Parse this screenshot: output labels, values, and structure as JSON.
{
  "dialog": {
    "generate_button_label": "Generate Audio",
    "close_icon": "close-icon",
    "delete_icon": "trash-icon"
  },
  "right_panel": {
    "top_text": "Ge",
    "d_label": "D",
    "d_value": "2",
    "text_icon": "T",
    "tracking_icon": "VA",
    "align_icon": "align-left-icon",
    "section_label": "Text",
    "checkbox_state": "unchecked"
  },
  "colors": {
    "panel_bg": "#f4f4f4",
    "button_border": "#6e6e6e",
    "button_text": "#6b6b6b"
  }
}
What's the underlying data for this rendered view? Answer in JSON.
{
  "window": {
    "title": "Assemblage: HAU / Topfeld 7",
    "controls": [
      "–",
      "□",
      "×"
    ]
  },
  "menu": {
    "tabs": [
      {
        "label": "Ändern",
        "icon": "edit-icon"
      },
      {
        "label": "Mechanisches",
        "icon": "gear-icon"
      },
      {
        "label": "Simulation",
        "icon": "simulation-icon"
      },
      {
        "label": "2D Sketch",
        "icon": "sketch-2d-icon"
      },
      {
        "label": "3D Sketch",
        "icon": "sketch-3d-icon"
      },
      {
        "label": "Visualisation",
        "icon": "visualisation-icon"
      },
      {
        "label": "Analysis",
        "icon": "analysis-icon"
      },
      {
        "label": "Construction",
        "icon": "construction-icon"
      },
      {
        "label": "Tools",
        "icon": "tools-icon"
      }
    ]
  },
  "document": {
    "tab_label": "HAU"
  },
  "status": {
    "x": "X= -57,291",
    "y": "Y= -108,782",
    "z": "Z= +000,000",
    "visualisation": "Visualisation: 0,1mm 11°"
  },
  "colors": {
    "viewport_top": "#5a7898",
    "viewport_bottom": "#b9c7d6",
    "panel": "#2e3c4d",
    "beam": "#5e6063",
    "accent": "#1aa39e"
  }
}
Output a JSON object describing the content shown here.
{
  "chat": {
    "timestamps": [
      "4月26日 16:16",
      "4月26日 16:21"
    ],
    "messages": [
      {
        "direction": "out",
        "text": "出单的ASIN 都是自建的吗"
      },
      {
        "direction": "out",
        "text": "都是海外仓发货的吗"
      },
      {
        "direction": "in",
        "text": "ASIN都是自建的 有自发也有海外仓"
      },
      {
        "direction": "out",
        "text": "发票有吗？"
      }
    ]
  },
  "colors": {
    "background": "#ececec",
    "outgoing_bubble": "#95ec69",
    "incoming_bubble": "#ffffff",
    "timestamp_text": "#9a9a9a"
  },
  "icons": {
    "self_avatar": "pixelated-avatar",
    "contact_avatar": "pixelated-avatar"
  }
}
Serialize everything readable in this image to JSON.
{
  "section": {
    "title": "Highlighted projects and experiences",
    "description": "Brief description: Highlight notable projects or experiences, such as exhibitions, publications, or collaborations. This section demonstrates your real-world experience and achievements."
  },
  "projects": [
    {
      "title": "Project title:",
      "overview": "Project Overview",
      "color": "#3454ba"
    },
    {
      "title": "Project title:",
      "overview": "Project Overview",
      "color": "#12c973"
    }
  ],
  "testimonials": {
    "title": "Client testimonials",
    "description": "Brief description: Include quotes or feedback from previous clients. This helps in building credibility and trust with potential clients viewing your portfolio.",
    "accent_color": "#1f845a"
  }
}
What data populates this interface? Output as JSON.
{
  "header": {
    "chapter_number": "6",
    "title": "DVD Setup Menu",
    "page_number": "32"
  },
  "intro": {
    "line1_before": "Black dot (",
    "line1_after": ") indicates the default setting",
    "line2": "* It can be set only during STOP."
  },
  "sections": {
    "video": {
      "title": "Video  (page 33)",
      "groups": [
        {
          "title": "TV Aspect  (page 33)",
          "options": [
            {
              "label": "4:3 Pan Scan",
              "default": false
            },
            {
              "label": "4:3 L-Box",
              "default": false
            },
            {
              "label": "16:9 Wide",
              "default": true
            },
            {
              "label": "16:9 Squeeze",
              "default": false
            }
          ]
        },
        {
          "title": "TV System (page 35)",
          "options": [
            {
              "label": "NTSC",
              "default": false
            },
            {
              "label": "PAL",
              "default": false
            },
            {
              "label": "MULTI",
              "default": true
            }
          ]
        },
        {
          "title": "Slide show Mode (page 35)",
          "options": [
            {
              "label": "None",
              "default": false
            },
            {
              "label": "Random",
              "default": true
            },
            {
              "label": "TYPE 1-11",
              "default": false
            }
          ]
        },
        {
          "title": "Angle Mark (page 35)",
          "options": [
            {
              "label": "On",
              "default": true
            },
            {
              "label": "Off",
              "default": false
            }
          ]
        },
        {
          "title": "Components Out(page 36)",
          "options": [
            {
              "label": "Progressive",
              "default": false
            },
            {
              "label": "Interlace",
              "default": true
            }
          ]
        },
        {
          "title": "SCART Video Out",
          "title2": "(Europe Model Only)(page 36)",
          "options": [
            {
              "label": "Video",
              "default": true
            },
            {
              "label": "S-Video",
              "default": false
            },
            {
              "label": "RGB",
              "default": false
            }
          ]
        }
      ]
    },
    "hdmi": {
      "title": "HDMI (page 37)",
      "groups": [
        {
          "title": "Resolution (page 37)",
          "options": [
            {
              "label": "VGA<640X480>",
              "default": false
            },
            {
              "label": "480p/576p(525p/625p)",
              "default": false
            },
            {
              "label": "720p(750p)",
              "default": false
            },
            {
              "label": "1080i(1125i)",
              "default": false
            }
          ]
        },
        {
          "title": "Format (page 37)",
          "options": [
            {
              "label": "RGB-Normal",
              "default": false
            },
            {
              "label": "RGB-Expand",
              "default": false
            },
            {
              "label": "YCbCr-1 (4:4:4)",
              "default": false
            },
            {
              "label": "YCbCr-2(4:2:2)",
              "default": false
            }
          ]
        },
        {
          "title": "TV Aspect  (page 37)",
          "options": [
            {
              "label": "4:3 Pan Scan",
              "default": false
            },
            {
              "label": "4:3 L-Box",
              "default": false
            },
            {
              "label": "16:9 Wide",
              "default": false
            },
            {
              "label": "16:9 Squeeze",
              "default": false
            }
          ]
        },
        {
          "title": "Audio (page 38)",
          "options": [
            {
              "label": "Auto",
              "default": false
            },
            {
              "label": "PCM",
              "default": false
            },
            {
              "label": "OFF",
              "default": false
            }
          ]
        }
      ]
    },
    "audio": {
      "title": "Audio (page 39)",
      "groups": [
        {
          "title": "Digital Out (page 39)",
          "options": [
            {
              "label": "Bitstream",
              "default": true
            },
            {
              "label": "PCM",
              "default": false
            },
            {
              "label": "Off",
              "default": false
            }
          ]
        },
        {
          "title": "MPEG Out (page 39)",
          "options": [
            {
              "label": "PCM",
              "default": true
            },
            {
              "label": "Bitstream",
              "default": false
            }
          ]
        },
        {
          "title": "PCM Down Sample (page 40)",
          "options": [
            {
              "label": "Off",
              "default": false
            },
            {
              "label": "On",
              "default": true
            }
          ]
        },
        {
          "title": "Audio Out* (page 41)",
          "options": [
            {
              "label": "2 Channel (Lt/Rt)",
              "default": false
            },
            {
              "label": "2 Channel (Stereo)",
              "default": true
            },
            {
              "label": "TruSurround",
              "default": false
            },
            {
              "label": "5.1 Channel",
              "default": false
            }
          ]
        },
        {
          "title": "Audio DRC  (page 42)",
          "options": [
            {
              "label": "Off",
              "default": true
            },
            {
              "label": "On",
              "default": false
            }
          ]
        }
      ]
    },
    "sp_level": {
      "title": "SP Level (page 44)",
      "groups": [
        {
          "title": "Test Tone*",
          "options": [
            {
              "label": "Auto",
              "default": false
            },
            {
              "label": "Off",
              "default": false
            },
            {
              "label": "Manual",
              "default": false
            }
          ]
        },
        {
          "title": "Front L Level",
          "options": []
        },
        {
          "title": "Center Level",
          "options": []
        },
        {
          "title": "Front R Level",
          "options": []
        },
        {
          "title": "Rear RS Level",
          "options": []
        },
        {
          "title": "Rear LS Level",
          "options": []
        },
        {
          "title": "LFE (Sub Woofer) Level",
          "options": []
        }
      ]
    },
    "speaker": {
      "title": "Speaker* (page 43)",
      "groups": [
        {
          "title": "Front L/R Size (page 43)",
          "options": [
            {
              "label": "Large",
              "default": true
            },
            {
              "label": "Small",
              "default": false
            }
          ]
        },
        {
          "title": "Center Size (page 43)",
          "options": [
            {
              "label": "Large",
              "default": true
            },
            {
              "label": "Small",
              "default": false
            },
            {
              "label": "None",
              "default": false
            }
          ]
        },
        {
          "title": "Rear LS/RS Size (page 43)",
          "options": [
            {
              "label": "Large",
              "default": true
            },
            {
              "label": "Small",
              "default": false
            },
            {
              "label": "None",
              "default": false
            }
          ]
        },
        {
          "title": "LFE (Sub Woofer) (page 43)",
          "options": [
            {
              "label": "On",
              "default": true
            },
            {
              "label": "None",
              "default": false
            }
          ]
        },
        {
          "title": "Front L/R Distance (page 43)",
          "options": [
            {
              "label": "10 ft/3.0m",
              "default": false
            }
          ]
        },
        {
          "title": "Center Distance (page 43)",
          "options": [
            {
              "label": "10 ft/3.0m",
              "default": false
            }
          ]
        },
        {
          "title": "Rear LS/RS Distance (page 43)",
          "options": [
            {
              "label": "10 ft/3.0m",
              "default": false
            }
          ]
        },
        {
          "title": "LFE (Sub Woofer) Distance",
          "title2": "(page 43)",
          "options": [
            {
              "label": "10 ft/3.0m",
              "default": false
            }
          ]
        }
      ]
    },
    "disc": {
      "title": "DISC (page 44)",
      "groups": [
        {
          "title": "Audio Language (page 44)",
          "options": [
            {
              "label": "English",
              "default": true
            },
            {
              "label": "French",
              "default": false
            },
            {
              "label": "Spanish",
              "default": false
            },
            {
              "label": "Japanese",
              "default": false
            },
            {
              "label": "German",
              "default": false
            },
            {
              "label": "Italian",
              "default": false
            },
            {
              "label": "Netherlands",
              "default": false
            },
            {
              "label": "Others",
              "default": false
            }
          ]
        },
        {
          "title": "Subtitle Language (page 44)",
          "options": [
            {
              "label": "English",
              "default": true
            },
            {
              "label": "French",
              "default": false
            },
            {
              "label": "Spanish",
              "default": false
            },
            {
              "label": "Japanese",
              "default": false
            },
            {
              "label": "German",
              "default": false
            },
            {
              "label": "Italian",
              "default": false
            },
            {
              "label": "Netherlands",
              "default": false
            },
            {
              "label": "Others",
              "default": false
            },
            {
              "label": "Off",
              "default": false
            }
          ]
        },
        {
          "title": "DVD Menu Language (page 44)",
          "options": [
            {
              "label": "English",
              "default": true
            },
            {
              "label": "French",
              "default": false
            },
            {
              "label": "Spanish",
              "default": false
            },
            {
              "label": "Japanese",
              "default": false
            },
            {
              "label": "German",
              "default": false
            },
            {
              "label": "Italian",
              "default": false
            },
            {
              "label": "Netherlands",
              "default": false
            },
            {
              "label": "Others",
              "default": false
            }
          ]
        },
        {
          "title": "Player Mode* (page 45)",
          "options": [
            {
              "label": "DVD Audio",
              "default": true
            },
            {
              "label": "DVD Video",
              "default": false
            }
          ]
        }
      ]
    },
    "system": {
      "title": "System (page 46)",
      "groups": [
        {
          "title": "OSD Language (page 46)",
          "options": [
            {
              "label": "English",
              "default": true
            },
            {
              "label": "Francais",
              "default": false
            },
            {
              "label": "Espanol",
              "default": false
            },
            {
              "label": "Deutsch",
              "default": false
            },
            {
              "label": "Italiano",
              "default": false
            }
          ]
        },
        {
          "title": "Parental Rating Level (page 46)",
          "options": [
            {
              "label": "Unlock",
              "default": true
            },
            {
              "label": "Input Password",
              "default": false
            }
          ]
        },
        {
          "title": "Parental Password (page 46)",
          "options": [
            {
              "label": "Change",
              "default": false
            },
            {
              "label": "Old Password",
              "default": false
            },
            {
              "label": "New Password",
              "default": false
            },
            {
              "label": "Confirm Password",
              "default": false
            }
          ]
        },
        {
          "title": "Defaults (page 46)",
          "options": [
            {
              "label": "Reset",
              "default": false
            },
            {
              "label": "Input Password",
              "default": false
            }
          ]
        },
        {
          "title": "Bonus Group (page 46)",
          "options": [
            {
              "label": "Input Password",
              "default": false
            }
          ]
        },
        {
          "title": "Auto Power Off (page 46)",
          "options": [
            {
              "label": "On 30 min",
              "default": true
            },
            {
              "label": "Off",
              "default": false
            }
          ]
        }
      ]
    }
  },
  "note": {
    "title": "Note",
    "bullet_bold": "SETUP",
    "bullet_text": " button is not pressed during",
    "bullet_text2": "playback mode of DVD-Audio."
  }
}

================

▸ **Instructions for the task**
Find the lines above holding the word "Aspect" and show them.

▸ **Complete answer**
          "title": "TV Aspect  (page 33)",
          "title": "TV Aspect  (page 37)",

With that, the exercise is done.